## [EXERCISE]
Look for the string "flows" in the lines and copy each line that has it.

(Recorded data)
##############################
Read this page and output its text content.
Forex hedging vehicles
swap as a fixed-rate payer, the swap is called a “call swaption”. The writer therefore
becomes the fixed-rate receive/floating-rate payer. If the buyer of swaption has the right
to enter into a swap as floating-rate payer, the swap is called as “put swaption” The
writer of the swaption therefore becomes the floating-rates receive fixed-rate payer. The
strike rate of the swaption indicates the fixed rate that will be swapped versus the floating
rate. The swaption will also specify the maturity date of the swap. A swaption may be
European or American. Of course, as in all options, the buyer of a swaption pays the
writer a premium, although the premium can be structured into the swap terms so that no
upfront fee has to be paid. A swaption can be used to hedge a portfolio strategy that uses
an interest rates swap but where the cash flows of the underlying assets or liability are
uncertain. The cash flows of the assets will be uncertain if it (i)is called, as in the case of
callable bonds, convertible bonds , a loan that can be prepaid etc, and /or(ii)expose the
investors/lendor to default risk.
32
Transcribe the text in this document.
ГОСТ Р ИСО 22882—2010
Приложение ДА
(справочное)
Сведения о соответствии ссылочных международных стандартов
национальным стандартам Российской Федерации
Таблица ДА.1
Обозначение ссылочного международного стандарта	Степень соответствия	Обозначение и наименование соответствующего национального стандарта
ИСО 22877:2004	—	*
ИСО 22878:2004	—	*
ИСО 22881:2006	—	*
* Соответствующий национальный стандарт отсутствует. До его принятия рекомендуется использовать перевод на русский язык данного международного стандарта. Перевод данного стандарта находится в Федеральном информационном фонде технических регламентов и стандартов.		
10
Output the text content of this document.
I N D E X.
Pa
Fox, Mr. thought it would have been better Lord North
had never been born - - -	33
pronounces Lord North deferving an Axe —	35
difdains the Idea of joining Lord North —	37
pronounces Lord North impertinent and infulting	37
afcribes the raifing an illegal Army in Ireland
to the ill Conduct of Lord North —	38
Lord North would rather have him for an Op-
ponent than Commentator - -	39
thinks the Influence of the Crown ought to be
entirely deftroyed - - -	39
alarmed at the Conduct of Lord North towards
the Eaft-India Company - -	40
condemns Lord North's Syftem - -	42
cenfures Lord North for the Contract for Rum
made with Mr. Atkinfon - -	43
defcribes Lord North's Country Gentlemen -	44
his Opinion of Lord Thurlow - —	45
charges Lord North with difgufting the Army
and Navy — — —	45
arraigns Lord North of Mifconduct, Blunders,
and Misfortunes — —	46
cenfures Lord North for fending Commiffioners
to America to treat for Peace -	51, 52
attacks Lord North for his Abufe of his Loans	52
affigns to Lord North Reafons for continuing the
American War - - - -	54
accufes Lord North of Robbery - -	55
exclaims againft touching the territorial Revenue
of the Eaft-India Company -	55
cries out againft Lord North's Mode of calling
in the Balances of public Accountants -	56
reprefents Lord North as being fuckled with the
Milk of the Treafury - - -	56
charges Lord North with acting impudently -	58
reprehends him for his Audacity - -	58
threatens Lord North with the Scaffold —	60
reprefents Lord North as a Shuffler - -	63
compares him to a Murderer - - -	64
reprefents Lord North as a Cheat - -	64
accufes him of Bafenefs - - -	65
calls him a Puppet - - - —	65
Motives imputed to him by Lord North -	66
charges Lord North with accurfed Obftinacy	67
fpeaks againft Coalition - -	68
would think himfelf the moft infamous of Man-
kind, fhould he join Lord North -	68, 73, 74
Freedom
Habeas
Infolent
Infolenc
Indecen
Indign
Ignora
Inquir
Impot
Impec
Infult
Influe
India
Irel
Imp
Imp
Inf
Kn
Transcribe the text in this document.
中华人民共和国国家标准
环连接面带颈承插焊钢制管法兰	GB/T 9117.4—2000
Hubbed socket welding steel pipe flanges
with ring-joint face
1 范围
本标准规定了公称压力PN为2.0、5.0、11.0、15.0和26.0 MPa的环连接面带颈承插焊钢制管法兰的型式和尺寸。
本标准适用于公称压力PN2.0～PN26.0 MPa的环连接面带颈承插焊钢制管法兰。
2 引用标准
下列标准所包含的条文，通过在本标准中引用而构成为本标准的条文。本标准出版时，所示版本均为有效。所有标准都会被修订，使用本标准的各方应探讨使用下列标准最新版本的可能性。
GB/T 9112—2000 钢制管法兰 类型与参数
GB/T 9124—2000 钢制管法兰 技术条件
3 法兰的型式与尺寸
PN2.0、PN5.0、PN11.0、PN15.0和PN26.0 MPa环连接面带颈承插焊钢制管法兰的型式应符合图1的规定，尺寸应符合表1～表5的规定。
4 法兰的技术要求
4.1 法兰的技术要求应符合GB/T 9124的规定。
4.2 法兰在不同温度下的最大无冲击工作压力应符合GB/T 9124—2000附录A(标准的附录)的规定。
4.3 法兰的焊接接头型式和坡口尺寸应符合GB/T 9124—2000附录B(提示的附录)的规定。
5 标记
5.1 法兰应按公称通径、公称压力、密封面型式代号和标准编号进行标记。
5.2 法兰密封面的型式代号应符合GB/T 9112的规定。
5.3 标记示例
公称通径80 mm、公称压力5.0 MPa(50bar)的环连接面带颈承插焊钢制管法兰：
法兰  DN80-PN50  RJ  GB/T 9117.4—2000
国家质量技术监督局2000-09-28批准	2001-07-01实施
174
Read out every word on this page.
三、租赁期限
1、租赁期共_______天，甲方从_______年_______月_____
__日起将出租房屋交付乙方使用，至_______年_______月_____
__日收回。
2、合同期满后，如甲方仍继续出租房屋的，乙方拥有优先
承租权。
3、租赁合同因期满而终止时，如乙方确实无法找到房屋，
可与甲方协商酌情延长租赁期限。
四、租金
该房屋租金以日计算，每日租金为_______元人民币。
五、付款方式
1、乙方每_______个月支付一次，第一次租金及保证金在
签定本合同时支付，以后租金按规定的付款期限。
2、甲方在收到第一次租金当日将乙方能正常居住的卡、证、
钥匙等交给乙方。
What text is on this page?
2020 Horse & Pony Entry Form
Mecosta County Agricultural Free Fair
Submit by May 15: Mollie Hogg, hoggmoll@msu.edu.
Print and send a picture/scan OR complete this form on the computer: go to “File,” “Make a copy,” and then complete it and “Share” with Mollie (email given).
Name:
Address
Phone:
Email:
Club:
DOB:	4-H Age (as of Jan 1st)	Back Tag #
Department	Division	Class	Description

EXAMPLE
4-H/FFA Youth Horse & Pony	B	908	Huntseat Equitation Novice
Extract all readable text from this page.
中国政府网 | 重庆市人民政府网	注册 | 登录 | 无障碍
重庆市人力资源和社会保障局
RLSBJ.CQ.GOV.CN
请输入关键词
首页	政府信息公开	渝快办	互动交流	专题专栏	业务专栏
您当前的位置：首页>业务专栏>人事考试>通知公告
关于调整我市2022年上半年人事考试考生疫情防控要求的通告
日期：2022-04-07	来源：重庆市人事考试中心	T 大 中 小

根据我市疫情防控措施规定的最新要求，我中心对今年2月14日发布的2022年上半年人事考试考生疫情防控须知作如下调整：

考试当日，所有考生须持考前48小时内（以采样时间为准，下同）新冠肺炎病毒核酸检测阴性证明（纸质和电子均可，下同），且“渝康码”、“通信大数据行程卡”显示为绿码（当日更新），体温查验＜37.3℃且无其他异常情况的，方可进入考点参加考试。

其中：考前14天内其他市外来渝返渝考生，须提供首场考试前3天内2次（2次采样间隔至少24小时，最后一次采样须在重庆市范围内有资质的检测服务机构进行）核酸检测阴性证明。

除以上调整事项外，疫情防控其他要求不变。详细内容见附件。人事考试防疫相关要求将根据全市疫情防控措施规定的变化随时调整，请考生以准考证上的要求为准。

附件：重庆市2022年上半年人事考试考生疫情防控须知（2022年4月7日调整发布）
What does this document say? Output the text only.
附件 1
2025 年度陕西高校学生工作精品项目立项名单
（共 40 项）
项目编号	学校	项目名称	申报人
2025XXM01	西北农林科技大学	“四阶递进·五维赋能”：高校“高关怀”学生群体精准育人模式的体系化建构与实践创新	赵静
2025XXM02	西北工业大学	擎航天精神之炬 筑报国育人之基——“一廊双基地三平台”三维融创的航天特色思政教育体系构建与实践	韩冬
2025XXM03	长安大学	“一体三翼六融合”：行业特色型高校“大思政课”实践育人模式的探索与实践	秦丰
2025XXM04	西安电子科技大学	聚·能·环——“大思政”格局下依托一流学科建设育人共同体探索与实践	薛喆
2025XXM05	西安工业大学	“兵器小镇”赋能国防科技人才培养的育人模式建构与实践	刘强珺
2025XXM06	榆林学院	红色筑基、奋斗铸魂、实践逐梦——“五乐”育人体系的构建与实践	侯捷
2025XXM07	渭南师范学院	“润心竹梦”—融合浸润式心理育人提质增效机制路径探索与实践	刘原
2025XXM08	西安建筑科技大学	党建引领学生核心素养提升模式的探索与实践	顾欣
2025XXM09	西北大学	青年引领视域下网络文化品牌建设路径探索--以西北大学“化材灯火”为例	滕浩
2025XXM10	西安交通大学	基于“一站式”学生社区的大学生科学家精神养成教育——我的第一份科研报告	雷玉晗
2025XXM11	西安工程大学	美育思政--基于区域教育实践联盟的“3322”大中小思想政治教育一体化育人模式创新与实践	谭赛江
##############################
## [OUTPUT FOR THIS EXERCISE]
an interest rates swap but where the cash flows of the underlying assets or liability are
uncertain. The cash flows of the assets will be uncertain if it (i)is called, as in the case of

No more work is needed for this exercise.